### What this task involves
Pick out the lines below that contain the string "plattegronden" and copy them all.

### Excerpted data

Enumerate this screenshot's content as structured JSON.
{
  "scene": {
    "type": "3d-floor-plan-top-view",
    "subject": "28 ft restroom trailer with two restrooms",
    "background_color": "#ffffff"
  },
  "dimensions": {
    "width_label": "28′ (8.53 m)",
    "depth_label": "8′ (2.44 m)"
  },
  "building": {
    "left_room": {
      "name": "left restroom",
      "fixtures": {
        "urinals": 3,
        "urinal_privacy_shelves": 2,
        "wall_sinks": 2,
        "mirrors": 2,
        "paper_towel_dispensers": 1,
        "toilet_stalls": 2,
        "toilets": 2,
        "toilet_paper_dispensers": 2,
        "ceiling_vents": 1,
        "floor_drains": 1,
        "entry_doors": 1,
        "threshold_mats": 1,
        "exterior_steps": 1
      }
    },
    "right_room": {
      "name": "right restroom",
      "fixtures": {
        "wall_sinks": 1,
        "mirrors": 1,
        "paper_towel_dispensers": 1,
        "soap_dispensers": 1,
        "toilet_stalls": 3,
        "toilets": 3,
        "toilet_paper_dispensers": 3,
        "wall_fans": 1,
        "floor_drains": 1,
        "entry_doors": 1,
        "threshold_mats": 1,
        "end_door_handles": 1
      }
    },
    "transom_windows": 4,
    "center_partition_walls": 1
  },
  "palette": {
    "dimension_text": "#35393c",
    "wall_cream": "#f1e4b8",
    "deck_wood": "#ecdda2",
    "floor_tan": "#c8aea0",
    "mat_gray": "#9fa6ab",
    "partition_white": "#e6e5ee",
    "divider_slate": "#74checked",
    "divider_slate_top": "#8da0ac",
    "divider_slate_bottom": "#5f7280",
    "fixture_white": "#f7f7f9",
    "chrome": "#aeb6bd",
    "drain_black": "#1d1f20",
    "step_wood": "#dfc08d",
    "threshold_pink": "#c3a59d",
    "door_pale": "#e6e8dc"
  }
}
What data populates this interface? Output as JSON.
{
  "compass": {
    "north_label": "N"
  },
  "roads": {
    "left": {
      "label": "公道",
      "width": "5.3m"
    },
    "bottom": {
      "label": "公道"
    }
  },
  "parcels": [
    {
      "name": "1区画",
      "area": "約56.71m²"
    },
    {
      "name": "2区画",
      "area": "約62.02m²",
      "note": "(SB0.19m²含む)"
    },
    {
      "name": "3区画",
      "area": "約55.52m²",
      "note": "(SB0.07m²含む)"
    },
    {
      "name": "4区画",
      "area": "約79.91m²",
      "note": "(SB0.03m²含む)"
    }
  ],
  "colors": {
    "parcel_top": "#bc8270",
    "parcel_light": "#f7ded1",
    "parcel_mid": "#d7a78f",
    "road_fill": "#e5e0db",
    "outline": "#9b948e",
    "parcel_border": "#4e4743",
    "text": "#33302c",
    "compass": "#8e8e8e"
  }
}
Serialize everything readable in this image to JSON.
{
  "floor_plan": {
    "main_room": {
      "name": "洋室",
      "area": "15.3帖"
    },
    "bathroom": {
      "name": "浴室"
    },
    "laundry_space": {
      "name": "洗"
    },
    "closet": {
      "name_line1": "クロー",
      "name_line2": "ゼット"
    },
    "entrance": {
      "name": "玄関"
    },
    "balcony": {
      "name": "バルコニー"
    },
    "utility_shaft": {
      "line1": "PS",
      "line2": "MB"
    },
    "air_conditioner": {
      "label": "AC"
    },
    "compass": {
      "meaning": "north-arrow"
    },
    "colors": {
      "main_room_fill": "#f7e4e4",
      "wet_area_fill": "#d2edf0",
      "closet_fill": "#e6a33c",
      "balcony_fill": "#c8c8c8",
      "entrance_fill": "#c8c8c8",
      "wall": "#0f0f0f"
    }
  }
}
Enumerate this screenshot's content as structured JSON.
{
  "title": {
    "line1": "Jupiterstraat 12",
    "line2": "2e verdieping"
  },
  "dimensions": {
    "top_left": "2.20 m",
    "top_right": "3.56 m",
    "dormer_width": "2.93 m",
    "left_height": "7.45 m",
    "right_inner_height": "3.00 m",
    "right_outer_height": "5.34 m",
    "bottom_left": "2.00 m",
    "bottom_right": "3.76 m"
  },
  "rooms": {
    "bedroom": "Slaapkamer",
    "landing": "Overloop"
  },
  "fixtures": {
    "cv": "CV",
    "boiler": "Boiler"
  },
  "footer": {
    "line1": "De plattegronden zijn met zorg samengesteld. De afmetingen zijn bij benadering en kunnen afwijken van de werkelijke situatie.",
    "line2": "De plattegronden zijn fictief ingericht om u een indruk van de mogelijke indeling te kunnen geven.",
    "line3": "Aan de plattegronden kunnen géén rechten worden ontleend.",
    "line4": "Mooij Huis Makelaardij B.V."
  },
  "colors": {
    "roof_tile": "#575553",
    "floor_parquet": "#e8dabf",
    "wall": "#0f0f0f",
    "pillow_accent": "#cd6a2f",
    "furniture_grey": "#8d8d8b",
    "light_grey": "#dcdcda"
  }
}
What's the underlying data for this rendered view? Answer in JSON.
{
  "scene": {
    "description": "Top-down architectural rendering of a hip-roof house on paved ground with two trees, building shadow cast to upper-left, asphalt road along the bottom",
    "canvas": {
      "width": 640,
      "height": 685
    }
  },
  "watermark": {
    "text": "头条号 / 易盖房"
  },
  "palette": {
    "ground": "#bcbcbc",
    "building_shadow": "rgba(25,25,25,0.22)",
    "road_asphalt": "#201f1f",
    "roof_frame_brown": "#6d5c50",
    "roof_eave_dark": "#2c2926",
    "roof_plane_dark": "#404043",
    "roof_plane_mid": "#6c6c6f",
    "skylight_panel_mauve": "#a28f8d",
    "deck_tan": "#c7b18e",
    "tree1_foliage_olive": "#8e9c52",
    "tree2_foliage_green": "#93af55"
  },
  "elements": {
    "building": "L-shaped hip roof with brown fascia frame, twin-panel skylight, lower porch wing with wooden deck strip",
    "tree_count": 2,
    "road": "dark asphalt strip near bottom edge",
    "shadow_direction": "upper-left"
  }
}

######

### Response to the task
    "line1": "De plattegronden zijn met zorg samengesteld. De afmetingen zijn bij benadering en kunnen afwijken van de werkelijke situatie.",
    "line2": "De plattegronden zijn fictief ingericht om u een indruk van de mogelijke indeling te kunnen geven.",
    "line3": "Aan de plattegronden kunnen géén rechten worden ontleend.",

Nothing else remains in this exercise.